Dataset entries:

'''

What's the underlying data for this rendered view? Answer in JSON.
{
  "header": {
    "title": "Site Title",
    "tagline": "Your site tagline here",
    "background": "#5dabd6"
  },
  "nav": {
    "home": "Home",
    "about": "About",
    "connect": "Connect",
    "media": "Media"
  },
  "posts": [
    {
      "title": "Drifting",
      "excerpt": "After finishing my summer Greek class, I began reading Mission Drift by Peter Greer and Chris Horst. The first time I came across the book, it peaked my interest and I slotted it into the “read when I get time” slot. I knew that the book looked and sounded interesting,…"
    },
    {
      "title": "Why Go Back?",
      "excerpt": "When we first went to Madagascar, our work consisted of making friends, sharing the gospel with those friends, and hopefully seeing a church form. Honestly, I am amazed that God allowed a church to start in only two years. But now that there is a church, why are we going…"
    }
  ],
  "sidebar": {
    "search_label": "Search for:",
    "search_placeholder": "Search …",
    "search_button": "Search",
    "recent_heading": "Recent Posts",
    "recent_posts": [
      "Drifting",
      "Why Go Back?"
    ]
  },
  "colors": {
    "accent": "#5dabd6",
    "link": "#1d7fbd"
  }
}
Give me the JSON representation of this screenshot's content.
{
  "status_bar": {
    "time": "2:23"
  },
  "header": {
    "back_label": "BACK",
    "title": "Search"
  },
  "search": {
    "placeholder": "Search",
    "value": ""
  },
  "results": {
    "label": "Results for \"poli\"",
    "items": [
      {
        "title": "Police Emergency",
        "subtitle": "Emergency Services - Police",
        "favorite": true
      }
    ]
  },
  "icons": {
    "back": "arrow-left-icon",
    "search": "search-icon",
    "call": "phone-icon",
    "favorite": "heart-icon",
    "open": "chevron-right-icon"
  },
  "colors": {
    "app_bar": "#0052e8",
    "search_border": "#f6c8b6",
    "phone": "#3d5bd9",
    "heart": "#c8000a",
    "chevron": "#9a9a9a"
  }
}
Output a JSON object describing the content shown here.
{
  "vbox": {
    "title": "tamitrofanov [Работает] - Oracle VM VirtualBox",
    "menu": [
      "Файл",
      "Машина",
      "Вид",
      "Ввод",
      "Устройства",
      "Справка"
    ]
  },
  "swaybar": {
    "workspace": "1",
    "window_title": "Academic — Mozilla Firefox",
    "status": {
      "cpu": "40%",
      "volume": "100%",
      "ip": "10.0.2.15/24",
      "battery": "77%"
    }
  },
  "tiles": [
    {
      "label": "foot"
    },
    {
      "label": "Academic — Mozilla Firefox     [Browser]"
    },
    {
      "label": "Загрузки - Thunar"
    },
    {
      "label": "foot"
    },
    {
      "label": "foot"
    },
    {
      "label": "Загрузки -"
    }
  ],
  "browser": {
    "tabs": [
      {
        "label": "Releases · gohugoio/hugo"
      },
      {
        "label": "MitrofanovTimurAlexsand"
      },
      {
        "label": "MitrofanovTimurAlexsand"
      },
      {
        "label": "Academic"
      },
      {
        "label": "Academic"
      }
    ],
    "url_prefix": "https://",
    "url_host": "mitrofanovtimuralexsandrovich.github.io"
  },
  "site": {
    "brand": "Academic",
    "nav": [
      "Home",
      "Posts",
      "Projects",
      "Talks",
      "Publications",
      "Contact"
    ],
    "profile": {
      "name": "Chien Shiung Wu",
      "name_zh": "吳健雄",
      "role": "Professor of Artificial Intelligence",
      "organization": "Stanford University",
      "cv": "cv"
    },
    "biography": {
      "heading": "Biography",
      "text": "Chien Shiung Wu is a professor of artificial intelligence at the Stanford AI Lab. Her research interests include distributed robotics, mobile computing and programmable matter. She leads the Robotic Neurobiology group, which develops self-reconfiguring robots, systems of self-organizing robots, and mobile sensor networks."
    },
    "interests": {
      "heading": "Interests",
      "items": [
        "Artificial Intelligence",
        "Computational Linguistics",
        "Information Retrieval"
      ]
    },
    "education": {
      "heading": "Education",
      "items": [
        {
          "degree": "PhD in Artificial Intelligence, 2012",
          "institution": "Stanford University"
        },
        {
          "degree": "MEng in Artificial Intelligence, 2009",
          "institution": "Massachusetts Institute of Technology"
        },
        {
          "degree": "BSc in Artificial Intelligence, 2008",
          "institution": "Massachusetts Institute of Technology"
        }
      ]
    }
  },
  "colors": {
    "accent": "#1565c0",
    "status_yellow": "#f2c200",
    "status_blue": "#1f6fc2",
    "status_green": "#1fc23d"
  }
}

'''

→ **WRITTEN PROBLEM**: Reproduce the entries above exactly.

→ **FINISHED ANSWER**:
What's the underlying data for this rendered view? Answer in JSON.
{
  "header": {
    "title": "Site Title",
    "tagline": "Your site tagline here",
    "background": "#5dabd6"
  },
  "nav": {
    "home": "Home",
    "about": "About",
    "connect": "Connect",
    "media": "Media"
  },
  "posts": [
    {
      "title": "Drifting",
      "excerpt": "After finishing my summer Greek class, I began reading Mission Drift by Peter Greer and Chris Horst. The first time I came across the book, it peaked my interest and I slotted it into the “read when I get time” slot. I knew that the book looked and sounded interesting,…"
    },
    {
      "title": "Why Go Back?",
      "excerpt": "When we first went to Madagascar, our work consisted of making friends, sharing the gospel with those friends, and hopefully seeing a church form. Honestly, I am amazed that God allowed a church to start in only two years. But now that there is a church, why are we going…"
    }
  ],
  "sidebar": {
    "search_label": "Search for:",
    "search_placeholder": "Search …",
    "search_button": "Search",
    "recent_heading": "Recent Posts",
    "recent_posts": [
      "Drifting",
      "Why Go Back?"
    ]
  },
  "colors": {
    "accent": "#5dabd6",
    "link": "#1d7fbd"
  }
}
Give me the JSON representation of this screenshot's content.
{
  "status_bar": {
    "time": "2:23"
  },
  "header": {
    "back_label": "BACK",
    "title": "Search"
  },
  "search": {
    "placeholder": "Search",
    "value": ""
  },
  "results": {
    "label": "Results for \"poli\"",
    "items": [
      {
        "title": "Police Emergency",
        "subtitle": "Emergency Services - Police",
        "favorite": true
      }
    ]
  },
  "icons": {
    "back": "arrow-left-icon",
    "search": "search-icon",
    "call": "phone-icon",
    "favorite": "heart-icon",
    "open": "chevron-right-icon"
  },
  "colors": {
    "app_bar": "#0052e8",
    "search_border": "#f6c8b6",
    "phone": "#3d5bd9",
    "heart": "#c8000a",
    "chevron": "#9a9a9a"
  }
}
Output a JSON object describing the content shown here.
{
  "vbox": {
    "title": "tamitrofanov [Работает] - Oracle VM VirtualBox",
    "menu": [
      "Файл",
      "Машина",
      "Вид",
      "Ввод",
      "Устройства",
      "Справка"
    ]
  },
  "swaybar": {
    "workspace": "1",
    "window_title": "Academic — Mozilla Firefox",
    "status": {
      "cpu": "40%",
      "volume": "100%",
      "ip": "10.0.2.15/24",
      "battery": "77%"
    }
  },
  "tiles": [
    {
      "label": "foot"
    },
    {
      "label": "Academic — Mozilla Firefox     [Browser]"
    },
    {
      "label": "Загрузки - Thunar"
    },
    {
      "label": "foot"
    },
    {
      "label": "foot"
    },
    {
      "label": "Загрузки -"
    }
  ],
  "browser": {
    "tabs": [
      {
        "label": "Releases · gohugoio/hugo"
      },
      {
        "label": "MitrofanovTimurAlexsand"
      },
      {
        "label": "MitrofanovTimurAlexsand"
      },
      {
        "label": "Academic"
      },
      {
        "label": "Academic"
      }
    ],
    "url_prefix": "https://",
    "url_host": "mitrofanovtimuralexsandrovich.github.io"
  },
  "site": {
    "brand": "Academic",
    "nav": [
      "Home",
      "Posts",
      "Projects",
      "Talks",
      "Publications",
      "Contact"
    ],
    "profile": {
      "name": "Chien Shiung Wu",
      "name_zh": "吳健雄",
      "role": "Professor of Artificial Intelligence",
      "organization": "Stanford University",
      "cv": "cv"
    },
    "biography": {
      "heading": "Biography",
      "text": "Chien Shiung Wu is a professor of artificial intelligence at the Stanford AI Lab. Her research interests include distributed robotics, mobile computing and programmable matter. She leads the Robotic Neurobiology group, which develops self-reconfiguring robots, systems of self-organizing robots, and mobile sensor networks."
    },
    "interests": {
      "heading": "Interests",
      "items": [
        "Artificial Intelligence",
        "Computational Linguistics",
        "Information Retrieval"
      ]
    },
    "education": {
      "heading": "Education",
      "items": [
        {
          "degree": "PhD in Artificial Intelligence, 2012",
          "institution": "Stanford University"
        },
        {
          "degree": "MEng in Artificial Intelligence, 2009",
          "institution": "Massachusetts Institute of Technology"
        },
        {
          "degree": "BSc in Artificial Intelligence, 2008",
          "institution": "Massachusetts Institute of Technology"
        }
      ]
    }
  },
  "colors": {
    "accent": "#1565c0",
    "status_yellow": "#f2c200",
    "status_blue": "#1f6fc2",
    "status_green": "#1fc23d"
  }
}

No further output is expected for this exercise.